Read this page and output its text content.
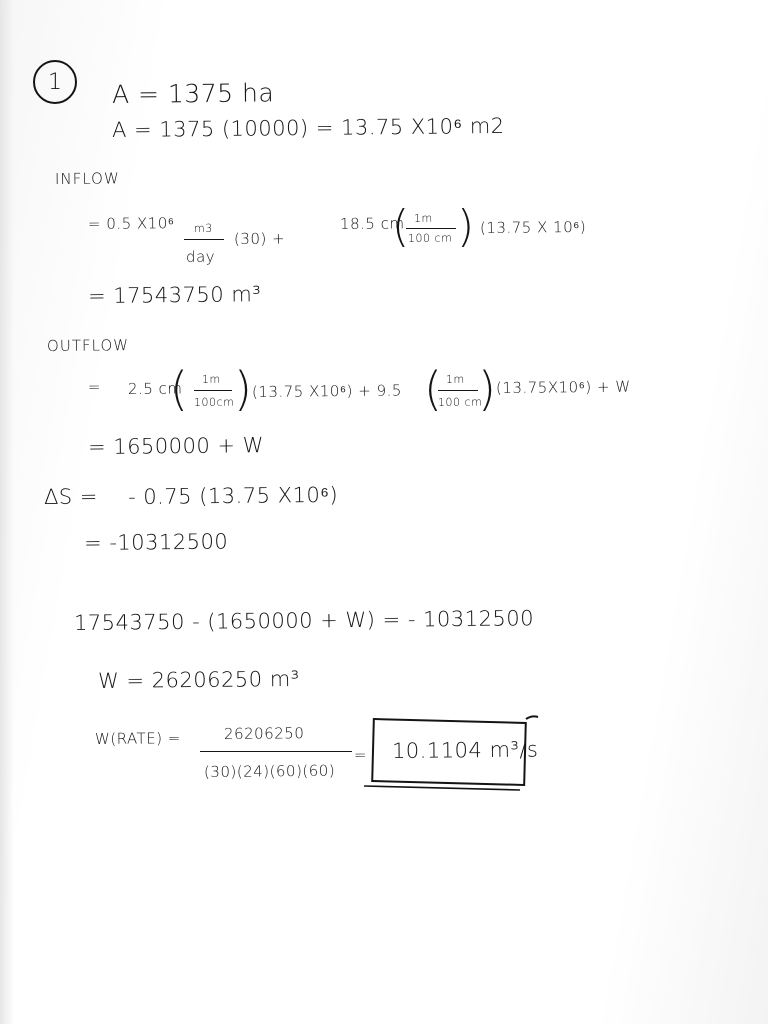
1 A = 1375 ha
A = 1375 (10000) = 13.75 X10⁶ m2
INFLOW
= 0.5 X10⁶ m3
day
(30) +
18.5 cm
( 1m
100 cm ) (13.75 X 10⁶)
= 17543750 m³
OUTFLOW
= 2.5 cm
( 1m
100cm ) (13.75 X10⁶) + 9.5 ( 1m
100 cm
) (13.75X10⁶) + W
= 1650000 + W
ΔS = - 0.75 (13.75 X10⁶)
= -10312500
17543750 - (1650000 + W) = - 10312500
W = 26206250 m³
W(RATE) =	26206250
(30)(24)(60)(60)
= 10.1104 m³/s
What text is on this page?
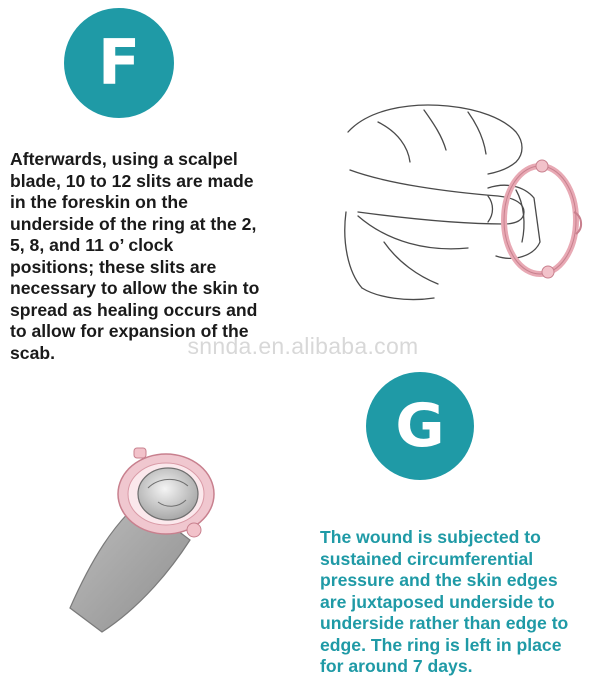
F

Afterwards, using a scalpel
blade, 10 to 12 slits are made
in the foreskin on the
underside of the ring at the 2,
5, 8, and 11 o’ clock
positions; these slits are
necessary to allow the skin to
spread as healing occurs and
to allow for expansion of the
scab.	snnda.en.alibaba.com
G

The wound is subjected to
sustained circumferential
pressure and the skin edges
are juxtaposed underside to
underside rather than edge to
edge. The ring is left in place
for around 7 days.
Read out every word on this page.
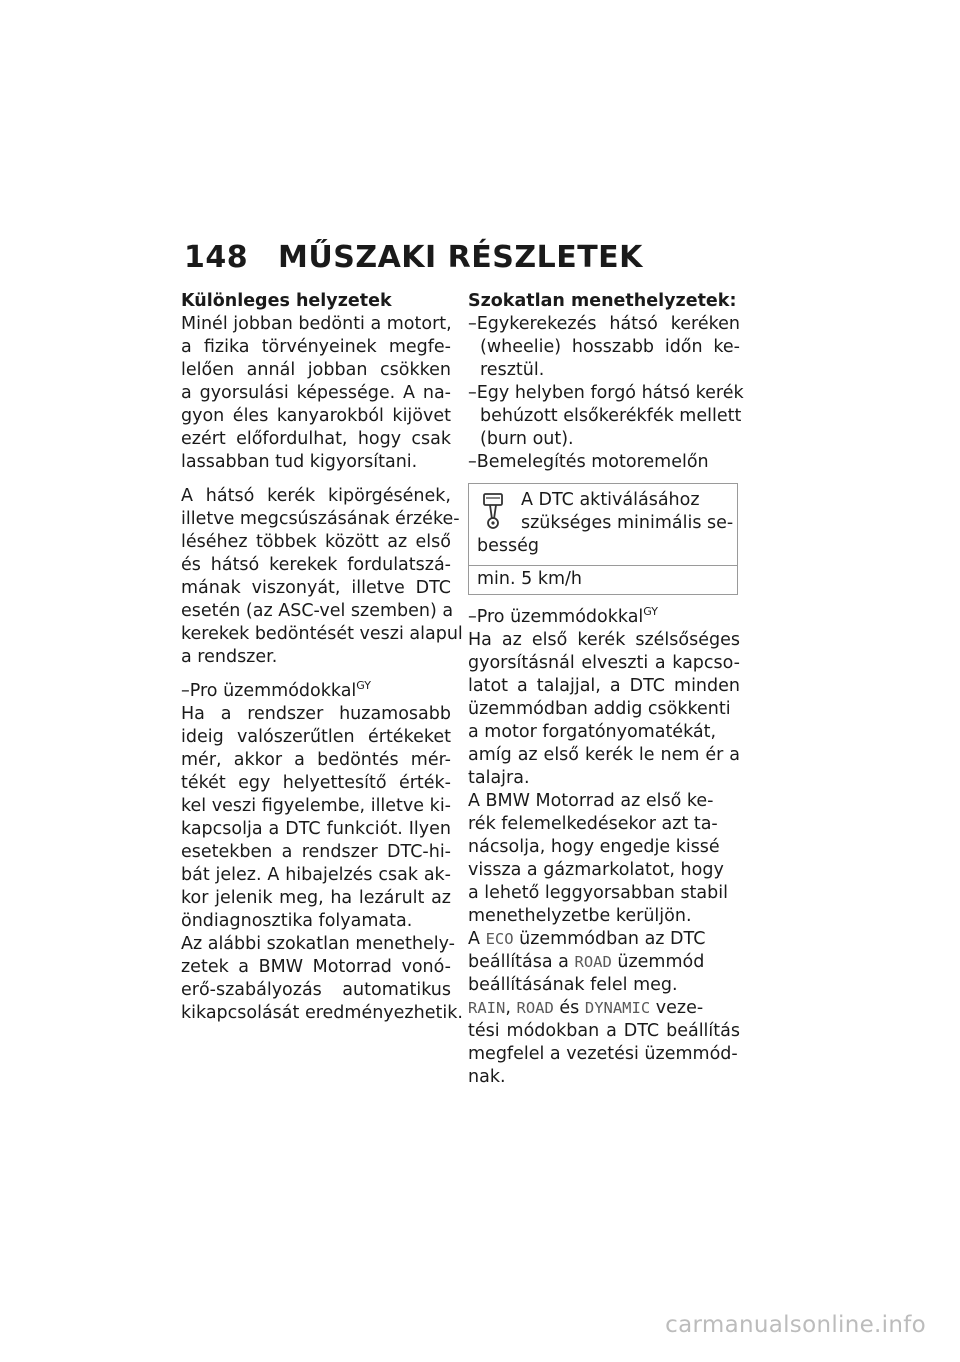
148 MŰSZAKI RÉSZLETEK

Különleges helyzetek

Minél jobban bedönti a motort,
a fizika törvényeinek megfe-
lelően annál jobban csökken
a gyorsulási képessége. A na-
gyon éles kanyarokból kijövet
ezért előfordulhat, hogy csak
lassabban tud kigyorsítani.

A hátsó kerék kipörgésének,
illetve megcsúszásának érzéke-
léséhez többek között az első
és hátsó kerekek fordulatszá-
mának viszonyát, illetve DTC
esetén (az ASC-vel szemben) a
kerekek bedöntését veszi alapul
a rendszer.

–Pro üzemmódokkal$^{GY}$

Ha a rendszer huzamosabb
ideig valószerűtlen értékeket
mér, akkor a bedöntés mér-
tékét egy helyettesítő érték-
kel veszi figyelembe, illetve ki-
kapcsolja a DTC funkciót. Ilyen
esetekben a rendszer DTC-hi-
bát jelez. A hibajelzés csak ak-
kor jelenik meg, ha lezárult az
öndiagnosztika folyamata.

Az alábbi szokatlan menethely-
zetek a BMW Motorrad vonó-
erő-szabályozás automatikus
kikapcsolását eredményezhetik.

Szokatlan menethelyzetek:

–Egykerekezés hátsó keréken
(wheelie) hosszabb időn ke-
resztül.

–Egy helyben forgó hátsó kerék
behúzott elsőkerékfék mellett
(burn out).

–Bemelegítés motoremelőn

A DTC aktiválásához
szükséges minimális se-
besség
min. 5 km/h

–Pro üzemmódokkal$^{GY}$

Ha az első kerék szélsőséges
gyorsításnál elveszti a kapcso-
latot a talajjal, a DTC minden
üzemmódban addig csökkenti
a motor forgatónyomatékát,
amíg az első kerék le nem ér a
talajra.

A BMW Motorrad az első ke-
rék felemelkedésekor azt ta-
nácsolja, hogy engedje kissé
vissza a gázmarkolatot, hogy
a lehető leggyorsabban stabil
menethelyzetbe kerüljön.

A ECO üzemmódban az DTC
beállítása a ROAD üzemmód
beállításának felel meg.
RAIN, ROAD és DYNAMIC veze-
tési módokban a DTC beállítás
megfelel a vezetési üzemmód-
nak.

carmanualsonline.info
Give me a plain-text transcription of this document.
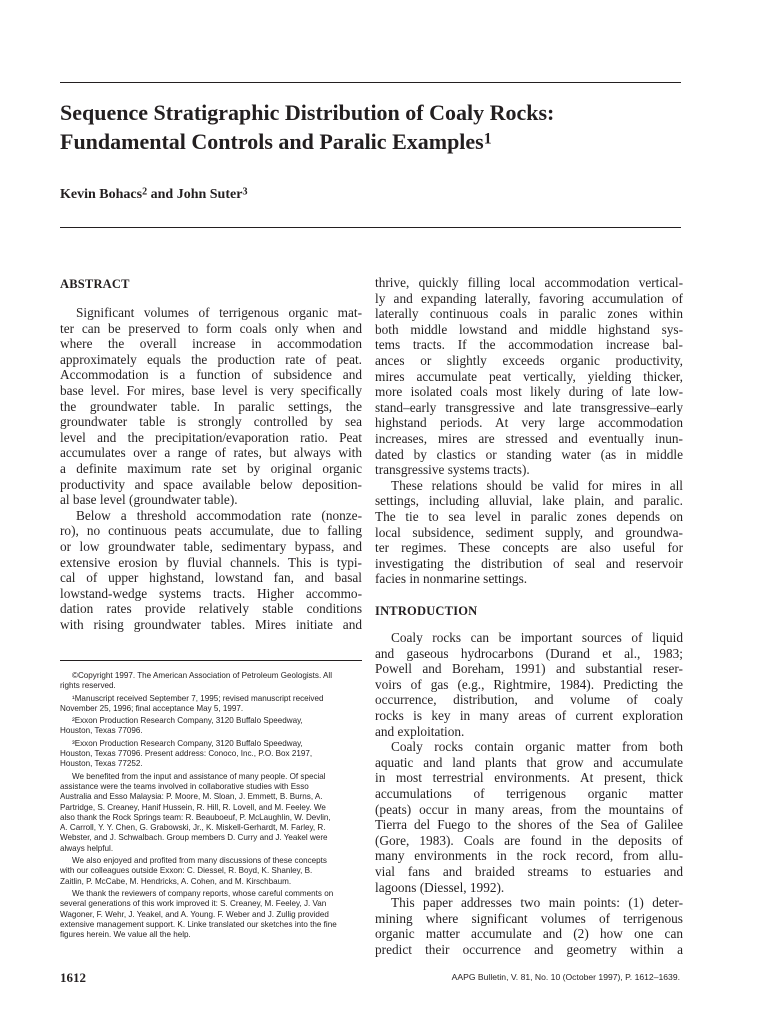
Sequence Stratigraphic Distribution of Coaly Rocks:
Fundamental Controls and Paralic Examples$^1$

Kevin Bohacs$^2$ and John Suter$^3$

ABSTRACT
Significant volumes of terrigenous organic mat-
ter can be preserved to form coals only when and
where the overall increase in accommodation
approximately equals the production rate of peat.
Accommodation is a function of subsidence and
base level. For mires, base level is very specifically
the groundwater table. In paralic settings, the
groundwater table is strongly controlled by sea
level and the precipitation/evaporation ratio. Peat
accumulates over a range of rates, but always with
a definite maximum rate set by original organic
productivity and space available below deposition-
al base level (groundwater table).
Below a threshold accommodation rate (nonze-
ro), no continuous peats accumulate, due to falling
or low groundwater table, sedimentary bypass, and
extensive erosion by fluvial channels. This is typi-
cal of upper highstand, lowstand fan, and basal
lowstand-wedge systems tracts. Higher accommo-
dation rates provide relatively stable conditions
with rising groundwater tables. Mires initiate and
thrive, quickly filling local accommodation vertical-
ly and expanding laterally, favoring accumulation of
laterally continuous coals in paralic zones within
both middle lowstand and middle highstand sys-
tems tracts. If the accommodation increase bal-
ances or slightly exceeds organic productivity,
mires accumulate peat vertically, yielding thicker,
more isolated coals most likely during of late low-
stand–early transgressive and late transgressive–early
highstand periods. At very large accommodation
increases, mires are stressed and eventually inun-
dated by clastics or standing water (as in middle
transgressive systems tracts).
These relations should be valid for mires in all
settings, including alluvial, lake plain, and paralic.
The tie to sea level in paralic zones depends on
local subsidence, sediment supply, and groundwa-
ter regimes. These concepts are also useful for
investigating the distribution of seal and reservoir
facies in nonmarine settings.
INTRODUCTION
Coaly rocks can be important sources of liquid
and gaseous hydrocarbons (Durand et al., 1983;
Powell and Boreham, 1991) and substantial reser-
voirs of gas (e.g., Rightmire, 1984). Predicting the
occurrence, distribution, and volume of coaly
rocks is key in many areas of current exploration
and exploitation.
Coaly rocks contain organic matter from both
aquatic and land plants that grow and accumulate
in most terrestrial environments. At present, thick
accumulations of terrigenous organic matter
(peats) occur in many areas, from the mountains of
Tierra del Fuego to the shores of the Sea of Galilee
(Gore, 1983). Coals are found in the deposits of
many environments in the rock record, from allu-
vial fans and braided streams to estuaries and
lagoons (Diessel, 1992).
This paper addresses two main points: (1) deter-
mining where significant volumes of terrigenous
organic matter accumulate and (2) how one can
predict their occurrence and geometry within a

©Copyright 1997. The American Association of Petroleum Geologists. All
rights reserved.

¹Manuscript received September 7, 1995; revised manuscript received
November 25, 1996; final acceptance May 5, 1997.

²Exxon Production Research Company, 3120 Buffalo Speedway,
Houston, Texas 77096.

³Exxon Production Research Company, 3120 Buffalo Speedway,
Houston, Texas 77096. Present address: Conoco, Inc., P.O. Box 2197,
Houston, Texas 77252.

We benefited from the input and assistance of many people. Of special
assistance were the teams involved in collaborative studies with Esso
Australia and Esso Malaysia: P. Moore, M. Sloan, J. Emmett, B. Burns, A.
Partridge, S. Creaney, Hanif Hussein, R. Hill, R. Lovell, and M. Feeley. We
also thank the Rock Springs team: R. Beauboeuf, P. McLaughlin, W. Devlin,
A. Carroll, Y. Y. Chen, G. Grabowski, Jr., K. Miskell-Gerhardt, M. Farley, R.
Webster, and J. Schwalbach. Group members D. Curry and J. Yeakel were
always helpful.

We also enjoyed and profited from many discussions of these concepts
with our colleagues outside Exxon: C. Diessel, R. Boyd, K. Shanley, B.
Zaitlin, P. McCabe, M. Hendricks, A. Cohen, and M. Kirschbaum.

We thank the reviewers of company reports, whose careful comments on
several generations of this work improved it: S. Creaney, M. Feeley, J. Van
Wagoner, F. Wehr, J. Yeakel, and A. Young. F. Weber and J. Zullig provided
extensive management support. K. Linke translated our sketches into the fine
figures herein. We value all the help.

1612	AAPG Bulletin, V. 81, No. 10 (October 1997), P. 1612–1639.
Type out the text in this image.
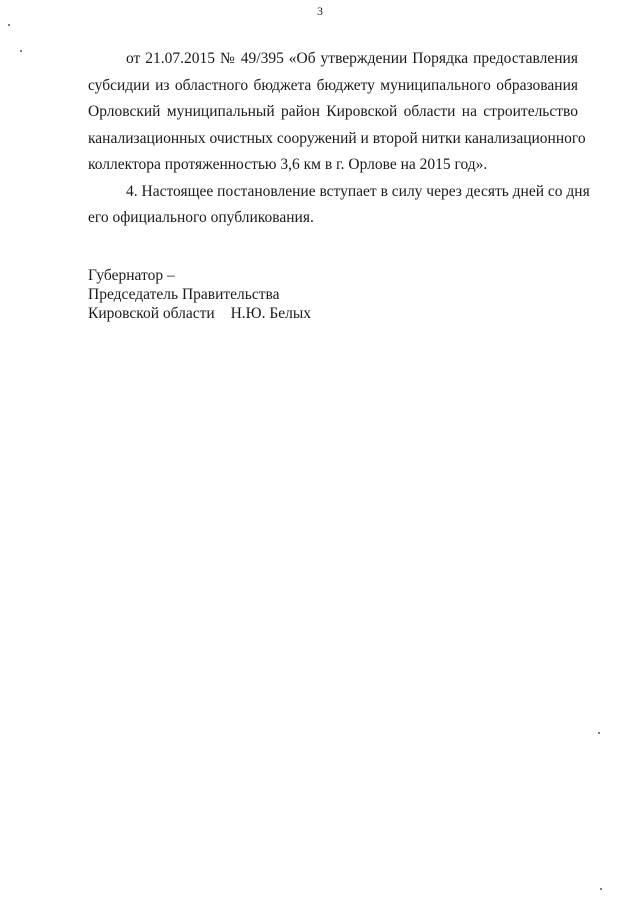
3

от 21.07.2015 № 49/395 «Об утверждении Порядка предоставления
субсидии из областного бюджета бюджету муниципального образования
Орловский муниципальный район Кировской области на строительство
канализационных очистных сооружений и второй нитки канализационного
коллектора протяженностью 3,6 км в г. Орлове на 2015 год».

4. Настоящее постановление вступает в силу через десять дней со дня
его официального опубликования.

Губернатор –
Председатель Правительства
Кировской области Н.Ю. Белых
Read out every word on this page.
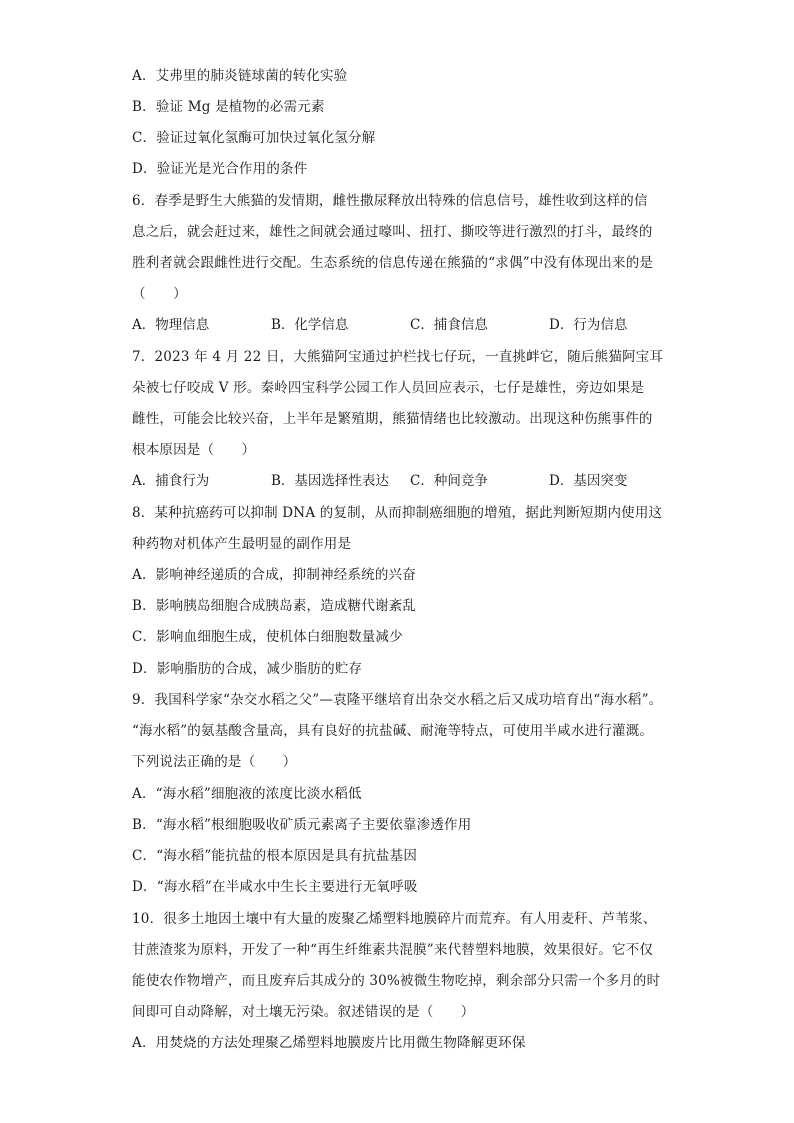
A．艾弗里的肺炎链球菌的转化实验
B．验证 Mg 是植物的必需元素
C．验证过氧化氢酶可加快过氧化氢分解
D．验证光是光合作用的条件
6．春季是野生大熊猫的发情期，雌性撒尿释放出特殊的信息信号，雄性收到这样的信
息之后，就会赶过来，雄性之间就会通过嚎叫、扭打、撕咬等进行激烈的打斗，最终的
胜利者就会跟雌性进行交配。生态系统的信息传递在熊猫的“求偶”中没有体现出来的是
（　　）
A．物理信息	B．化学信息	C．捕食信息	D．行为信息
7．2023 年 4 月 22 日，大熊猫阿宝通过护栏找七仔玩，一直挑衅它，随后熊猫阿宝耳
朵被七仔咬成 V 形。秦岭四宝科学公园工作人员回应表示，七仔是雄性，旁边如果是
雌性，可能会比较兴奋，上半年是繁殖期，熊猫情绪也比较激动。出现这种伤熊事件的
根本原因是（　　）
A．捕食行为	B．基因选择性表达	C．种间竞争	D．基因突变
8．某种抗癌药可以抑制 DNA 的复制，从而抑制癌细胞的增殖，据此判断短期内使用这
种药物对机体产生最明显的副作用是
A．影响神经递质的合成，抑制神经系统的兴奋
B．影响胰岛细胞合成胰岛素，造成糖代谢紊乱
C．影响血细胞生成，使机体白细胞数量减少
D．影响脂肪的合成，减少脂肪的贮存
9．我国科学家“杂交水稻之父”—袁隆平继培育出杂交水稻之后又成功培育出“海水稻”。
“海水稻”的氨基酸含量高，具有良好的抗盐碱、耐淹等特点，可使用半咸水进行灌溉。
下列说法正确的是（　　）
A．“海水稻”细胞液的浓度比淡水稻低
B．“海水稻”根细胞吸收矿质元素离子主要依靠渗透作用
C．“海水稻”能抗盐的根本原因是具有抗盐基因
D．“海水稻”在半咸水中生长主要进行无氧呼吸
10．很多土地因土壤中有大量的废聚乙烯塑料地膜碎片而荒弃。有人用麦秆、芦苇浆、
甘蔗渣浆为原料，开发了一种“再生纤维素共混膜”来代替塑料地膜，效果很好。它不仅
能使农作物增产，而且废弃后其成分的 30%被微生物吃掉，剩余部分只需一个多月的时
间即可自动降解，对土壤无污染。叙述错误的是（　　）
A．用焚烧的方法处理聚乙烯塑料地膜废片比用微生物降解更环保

####

## [Goal]
From the listing above, pick out every line containing "matter".

## [Answer to this problem]
Coaly rocks contain organic matter from both
accumulations of terrigenous organic matter
organic matter accumulate and (2) how one can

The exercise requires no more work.